Stored items:
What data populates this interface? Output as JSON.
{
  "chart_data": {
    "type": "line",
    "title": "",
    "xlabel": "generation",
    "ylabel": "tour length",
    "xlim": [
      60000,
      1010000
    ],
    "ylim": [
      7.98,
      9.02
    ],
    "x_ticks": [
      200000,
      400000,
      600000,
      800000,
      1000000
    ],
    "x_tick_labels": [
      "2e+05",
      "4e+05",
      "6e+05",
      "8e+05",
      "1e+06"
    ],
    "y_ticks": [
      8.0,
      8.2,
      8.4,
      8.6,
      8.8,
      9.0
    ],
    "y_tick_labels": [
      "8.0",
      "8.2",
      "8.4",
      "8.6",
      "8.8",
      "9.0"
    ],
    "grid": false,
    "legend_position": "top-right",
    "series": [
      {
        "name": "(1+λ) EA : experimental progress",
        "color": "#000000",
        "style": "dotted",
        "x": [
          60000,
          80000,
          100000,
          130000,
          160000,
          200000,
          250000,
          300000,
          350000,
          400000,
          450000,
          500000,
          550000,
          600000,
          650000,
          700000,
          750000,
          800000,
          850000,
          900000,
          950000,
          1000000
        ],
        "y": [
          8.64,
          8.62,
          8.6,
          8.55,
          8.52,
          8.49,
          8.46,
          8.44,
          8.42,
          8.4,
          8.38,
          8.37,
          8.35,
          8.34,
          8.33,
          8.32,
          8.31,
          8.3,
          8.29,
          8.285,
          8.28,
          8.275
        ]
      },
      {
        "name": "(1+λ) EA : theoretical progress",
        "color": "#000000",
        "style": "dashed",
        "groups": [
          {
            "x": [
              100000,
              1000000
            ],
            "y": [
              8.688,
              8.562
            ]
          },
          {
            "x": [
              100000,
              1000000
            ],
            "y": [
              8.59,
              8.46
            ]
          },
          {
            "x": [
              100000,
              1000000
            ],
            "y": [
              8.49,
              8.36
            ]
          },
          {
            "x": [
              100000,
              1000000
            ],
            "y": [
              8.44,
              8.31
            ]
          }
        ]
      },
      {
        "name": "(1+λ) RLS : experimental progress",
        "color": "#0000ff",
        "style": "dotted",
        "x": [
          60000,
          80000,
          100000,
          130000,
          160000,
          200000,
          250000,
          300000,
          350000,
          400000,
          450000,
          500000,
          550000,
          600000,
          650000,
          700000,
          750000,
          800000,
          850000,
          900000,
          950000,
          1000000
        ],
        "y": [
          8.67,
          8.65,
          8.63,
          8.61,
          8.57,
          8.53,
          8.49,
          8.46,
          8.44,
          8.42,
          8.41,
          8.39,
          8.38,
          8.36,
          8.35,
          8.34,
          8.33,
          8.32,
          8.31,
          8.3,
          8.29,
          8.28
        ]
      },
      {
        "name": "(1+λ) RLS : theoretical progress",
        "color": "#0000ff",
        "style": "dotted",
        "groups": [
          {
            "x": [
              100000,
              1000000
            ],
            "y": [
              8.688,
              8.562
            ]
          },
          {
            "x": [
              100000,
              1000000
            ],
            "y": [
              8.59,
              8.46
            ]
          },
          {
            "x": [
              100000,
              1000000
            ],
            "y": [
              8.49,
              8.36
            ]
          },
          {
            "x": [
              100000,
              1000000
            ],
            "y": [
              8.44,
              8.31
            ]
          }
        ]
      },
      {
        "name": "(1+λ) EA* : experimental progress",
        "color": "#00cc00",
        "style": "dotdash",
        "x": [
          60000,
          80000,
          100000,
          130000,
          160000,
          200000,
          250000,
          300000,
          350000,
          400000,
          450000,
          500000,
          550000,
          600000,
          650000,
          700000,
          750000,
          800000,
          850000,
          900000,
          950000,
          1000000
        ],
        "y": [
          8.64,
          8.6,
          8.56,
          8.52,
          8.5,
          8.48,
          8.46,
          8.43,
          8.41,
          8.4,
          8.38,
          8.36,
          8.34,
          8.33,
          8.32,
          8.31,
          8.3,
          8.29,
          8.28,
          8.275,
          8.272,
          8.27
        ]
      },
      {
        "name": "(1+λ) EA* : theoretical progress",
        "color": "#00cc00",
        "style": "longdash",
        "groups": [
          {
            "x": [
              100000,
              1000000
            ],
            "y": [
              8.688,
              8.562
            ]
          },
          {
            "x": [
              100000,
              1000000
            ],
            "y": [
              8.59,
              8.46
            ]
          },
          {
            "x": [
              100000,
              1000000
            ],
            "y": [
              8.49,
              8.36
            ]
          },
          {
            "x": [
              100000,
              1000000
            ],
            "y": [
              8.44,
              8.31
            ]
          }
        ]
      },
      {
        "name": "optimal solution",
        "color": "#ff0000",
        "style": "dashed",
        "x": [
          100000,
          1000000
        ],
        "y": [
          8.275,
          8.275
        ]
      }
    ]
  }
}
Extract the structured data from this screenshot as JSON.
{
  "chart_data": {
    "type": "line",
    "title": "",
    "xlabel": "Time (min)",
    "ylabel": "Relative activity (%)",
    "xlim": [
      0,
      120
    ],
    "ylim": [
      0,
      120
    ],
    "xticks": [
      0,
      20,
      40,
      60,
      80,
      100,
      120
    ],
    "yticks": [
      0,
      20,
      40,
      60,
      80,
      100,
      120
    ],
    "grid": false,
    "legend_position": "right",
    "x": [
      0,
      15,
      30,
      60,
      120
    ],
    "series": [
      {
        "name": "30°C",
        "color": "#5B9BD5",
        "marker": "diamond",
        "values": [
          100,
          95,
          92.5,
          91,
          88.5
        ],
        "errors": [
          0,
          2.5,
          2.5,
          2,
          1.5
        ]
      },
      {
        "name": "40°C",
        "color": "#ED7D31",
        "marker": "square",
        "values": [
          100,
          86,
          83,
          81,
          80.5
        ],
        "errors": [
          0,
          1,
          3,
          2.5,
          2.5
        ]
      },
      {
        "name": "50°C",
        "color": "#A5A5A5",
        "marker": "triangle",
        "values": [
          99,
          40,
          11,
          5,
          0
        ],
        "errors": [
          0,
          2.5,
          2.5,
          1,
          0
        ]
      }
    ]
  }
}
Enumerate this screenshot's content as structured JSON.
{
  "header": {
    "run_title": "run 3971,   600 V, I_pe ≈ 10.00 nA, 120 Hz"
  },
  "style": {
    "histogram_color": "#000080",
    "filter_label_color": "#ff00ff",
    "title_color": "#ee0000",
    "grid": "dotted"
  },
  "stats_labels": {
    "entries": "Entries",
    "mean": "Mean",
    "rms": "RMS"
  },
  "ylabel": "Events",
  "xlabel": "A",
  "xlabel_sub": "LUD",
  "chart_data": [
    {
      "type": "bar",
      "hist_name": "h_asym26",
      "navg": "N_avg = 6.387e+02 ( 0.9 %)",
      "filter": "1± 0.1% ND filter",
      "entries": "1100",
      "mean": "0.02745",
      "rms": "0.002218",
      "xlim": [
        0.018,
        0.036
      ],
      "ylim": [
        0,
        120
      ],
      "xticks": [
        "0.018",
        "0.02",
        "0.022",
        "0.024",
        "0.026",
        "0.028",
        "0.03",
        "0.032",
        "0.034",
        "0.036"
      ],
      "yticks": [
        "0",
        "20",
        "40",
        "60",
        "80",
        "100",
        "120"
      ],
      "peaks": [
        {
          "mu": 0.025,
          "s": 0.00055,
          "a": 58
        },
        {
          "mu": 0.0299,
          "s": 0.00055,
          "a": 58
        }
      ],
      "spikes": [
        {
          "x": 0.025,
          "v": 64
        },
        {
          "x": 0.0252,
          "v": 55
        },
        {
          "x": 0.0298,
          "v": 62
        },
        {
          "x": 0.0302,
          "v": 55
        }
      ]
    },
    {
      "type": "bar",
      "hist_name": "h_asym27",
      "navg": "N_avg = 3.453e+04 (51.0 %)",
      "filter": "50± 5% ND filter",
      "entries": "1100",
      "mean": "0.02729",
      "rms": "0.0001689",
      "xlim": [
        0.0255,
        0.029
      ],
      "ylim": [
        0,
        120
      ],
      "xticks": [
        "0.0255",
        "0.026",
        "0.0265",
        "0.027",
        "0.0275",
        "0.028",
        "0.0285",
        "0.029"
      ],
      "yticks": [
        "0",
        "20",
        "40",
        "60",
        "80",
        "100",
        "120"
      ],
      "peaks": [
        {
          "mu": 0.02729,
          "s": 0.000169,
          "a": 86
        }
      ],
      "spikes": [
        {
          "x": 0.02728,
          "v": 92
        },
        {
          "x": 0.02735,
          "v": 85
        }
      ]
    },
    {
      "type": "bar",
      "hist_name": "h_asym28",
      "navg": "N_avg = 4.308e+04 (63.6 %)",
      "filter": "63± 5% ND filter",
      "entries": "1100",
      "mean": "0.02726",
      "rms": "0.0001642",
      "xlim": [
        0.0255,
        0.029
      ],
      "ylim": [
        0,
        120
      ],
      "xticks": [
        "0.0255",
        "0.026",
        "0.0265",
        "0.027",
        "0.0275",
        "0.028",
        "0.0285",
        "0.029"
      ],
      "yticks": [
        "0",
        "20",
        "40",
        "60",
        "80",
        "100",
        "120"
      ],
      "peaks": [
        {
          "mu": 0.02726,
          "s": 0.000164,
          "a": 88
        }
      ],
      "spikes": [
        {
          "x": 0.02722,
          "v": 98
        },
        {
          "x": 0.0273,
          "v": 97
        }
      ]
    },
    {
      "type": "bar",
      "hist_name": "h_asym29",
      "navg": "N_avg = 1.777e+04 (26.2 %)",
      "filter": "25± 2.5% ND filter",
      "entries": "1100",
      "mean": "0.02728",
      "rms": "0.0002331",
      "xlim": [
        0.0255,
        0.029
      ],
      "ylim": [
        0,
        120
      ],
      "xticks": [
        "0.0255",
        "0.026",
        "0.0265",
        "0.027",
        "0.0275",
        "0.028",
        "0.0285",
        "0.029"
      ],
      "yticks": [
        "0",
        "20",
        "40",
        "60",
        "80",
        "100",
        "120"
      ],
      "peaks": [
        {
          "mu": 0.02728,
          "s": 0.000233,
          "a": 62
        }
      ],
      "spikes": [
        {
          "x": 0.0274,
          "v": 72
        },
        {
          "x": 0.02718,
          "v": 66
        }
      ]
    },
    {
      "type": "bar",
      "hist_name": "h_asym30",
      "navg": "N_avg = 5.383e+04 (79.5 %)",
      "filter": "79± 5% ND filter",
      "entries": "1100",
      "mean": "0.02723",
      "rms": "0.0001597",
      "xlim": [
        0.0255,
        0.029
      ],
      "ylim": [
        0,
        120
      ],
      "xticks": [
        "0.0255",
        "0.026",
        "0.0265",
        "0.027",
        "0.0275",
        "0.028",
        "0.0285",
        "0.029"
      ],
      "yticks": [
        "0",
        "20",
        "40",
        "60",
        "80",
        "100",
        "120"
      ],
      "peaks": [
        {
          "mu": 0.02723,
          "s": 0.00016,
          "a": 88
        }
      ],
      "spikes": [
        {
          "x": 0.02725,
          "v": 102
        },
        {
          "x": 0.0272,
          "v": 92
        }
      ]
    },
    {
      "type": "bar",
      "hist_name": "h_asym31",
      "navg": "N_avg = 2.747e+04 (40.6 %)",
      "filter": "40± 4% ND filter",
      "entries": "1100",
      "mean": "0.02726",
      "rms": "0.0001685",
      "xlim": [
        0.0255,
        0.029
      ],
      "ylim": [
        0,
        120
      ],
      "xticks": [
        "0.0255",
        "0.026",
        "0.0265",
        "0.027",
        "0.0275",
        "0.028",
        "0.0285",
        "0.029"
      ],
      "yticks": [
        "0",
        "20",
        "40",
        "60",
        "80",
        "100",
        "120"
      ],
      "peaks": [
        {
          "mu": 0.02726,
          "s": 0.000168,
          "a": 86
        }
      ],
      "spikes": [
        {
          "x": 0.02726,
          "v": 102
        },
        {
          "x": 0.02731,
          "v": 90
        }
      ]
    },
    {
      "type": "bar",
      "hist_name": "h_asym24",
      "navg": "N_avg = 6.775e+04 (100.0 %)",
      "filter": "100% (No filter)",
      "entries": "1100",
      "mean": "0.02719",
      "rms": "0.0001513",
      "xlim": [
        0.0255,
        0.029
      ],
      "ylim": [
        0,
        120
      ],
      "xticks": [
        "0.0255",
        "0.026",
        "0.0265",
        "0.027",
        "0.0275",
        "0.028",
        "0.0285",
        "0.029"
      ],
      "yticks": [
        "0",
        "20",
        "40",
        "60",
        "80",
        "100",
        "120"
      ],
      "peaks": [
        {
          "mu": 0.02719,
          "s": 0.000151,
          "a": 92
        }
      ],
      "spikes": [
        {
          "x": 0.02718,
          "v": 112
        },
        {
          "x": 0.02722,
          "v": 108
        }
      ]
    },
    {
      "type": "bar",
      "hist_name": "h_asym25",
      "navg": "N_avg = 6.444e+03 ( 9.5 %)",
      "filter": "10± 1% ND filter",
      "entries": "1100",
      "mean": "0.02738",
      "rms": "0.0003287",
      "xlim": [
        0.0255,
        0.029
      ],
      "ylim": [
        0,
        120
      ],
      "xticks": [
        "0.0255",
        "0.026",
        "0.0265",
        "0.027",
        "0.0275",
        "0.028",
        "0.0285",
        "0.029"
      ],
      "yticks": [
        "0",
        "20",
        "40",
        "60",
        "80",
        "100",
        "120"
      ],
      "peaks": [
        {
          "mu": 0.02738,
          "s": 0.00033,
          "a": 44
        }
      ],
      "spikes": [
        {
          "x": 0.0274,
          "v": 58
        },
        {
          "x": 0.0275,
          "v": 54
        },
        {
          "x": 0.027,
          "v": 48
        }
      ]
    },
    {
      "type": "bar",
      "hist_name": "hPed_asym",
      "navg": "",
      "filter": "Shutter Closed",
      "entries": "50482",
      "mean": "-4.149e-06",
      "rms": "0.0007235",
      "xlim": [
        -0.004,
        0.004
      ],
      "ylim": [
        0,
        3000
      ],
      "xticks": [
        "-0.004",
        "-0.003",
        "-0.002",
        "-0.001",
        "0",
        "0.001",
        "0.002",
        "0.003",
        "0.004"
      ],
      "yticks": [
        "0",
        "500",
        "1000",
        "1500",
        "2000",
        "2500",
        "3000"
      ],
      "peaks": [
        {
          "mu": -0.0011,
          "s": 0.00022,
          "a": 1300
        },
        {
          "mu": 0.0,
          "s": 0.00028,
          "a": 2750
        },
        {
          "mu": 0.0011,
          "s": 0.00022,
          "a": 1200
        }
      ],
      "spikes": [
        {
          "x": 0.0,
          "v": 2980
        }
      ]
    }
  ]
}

THE REQUEST:
Show every line in the entries where the string "theoretical" occurs.

FINAL ANSWER:
        "name": "(1+λ) EA : theoretical progress",
        "name": "(1+λ) RLS : theoretical progress",
        "name": "(1+λ) EA* : theoretical progress",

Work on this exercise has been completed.